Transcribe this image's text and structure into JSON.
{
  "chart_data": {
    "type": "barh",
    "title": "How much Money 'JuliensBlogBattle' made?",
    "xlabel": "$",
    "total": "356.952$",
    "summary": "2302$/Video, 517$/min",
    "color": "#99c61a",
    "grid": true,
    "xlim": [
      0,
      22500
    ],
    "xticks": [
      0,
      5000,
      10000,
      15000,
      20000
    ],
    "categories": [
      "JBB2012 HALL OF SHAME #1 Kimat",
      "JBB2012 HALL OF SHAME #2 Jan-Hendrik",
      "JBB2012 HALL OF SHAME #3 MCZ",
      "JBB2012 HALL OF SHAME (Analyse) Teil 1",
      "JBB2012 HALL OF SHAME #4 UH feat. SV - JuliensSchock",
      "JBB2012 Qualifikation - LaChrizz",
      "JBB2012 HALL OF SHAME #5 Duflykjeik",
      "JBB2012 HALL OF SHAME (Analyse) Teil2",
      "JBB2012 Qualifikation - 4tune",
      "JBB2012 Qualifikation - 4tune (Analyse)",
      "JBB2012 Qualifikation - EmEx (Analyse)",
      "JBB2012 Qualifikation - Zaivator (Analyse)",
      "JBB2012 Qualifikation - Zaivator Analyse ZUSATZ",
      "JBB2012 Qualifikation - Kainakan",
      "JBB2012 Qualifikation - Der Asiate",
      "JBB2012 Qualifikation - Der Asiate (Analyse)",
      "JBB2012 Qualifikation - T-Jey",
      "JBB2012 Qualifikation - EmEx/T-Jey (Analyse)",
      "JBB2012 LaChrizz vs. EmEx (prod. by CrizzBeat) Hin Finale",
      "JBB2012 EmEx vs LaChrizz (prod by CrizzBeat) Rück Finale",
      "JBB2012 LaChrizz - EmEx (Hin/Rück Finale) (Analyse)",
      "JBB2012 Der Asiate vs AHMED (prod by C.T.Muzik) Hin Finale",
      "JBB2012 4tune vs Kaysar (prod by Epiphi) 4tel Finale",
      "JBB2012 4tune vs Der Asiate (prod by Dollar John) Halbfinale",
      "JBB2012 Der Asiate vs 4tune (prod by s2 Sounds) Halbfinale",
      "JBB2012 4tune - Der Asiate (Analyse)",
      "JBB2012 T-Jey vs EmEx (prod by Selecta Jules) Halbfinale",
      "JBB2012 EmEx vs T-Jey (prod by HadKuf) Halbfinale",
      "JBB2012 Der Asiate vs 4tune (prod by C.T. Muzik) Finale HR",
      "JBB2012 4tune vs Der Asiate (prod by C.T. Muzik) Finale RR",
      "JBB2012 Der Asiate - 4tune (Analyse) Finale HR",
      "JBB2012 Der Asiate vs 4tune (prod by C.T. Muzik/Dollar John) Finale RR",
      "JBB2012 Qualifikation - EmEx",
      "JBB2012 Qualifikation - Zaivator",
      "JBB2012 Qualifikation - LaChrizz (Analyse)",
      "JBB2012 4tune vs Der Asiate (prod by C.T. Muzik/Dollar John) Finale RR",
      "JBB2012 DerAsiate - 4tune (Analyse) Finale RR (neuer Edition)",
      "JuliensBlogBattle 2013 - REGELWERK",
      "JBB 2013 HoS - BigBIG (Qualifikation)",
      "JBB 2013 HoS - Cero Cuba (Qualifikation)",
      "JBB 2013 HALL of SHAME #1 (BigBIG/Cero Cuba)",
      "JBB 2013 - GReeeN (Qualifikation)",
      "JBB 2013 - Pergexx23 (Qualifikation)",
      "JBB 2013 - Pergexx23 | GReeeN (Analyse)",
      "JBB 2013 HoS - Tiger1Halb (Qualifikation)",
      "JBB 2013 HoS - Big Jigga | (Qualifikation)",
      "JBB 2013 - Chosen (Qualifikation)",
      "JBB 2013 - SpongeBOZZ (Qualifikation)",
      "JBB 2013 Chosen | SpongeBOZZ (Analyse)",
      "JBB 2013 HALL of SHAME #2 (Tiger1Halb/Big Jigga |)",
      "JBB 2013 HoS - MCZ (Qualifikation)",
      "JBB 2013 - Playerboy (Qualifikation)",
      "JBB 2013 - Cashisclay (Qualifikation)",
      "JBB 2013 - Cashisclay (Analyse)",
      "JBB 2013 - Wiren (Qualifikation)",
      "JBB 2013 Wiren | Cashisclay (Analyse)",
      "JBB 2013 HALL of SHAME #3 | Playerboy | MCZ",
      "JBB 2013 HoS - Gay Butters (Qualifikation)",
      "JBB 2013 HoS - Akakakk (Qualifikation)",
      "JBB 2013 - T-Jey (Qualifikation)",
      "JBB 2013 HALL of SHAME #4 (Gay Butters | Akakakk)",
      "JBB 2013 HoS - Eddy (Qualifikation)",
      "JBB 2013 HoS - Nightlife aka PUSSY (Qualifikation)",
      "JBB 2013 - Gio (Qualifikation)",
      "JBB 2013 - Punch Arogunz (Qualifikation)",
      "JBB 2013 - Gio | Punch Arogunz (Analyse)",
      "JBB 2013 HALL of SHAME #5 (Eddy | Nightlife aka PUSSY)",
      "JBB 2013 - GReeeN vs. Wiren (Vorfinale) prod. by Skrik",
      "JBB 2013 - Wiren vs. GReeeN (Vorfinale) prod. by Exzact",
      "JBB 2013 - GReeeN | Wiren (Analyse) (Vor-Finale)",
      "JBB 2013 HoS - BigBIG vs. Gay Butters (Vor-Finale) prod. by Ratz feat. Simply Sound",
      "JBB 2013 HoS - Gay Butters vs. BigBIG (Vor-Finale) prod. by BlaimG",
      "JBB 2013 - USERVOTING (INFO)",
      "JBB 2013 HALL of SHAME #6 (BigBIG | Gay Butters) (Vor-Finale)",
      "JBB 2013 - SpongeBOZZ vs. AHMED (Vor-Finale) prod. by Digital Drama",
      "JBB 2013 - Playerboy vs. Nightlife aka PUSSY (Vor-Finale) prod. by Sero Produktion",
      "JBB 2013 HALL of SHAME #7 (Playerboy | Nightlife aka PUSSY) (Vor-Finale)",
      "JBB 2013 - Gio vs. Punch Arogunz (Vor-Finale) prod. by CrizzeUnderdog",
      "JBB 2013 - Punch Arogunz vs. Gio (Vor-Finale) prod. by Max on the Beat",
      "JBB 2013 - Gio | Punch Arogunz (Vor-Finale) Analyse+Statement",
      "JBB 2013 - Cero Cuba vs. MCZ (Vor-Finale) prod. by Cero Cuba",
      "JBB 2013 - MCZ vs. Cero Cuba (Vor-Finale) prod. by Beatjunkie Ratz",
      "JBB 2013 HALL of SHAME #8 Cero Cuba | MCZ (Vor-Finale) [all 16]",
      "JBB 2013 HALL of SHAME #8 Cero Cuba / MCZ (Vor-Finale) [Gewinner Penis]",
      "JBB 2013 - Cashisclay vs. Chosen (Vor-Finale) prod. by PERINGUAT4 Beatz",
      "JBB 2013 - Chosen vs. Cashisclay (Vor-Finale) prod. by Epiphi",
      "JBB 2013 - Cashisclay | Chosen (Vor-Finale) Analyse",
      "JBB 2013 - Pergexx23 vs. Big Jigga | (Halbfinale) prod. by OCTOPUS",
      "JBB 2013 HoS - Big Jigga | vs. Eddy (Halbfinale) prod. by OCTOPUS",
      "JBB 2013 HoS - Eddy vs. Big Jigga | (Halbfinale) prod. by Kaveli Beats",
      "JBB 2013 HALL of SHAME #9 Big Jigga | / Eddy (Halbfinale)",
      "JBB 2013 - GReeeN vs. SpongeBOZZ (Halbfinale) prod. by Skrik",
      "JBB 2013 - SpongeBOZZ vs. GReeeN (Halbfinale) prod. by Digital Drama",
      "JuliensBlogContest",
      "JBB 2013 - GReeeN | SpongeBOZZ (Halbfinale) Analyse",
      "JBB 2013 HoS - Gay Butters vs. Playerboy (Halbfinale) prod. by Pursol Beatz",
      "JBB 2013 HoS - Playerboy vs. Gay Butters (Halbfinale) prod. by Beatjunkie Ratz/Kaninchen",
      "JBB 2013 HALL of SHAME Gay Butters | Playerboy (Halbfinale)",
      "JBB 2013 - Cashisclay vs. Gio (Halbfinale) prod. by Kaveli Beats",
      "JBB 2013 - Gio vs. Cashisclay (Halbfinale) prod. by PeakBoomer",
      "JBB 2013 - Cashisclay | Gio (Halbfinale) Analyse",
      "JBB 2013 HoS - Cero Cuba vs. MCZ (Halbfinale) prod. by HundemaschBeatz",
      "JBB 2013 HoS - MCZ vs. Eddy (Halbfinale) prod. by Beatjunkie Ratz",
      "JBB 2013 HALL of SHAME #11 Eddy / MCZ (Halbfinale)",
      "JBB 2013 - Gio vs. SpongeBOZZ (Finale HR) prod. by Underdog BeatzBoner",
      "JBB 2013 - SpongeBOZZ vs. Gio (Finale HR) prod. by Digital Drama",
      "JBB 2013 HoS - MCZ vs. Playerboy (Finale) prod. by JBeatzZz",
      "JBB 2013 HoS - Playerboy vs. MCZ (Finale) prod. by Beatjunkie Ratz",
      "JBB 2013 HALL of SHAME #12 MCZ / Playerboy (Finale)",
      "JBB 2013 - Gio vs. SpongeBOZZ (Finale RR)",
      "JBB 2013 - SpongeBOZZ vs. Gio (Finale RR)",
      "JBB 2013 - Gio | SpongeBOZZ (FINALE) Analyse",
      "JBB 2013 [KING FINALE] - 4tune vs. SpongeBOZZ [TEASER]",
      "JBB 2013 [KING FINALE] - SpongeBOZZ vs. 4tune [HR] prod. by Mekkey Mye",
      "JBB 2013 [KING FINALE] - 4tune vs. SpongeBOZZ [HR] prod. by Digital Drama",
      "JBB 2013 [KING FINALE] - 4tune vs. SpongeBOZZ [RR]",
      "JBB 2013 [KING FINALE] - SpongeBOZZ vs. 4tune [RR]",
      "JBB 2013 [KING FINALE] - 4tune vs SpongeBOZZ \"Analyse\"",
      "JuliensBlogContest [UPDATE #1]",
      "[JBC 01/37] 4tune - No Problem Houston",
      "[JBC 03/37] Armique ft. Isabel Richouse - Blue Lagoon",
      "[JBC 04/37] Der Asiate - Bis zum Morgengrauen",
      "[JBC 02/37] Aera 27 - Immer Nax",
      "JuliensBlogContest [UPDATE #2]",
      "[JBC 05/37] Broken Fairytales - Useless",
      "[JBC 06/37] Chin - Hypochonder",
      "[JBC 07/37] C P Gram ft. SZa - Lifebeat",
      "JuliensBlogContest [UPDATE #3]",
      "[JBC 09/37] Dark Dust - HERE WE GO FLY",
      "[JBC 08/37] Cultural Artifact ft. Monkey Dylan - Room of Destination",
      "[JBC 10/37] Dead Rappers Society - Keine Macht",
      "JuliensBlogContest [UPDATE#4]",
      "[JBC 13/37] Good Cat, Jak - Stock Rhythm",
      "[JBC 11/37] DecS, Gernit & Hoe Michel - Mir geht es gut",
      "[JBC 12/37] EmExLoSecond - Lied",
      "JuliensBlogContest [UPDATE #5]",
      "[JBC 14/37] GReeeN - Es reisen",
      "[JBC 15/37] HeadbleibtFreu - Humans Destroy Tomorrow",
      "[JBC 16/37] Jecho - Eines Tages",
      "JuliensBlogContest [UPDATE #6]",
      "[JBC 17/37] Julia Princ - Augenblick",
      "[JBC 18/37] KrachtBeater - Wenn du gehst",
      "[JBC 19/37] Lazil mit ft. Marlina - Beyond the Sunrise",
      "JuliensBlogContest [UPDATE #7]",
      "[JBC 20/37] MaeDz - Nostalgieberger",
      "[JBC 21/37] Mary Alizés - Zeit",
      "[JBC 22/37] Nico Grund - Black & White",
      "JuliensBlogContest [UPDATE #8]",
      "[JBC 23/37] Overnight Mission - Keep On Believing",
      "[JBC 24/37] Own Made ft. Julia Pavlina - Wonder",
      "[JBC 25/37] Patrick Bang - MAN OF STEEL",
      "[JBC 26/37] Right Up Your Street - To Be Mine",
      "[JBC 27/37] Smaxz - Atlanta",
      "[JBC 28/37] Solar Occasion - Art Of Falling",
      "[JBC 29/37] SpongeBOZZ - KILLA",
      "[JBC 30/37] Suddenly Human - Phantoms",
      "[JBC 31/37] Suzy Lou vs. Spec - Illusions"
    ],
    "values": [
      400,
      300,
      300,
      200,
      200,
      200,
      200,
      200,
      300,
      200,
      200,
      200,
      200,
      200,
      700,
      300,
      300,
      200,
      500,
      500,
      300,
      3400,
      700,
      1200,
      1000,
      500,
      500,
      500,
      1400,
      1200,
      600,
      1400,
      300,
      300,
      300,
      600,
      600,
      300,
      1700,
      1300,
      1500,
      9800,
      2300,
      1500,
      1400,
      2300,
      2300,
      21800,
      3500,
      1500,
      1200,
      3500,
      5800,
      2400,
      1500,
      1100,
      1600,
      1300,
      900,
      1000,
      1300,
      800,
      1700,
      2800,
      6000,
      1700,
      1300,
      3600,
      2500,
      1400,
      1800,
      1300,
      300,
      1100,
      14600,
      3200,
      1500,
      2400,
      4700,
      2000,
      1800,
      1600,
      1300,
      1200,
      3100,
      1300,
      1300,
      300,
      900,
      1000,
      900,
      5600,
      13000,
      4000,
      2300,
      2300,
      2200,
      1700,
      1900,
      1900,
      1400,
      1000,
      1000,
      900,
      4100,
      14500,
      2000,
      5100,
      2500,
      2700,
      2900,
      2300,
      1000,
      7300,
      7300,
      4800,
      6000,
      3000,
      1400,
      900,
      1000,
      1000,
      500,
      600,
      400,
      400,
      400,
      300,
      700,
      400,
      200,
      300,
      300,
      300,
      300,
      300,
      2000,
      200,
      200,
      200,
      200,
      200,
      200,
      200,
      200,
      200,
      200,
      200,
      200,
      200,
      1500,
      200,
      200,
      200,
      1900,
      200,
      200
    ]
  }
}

..........

What needs to be done
Take every line containing the word "GReeeN" and copy it.

Reply to the exercise
      "JBB 2013 - GReeeN (Qualifikation)",
      "JBB 2013 - Pergexx23 | GReeeN (Analyse)",
      "JBB 2013 - GReeeN vs. Wiren (Vorfinale) prod. by Skrik",
      "JBB 2013 - Wiren vs. GReeeN (Vorfinale) prod. by Exzact",
      "JBB 2013 - GReeeN | Wiren (Analyse) (Vor-Finale)",
      "JBB 2013 - GReeeN vs. SpongeBOZZ (Halbfinale) prod. by Skrik",
      "JBB 2013 - SpongeBOZZ vs. GReeeN (Halbfinale) prod. by Digital Drama",
      "JBB 2013 - GReeeN | SpongeBOZZ (Halbfinale) Analyse",
      "[JBC 14/37] GReeeN - Es reisen",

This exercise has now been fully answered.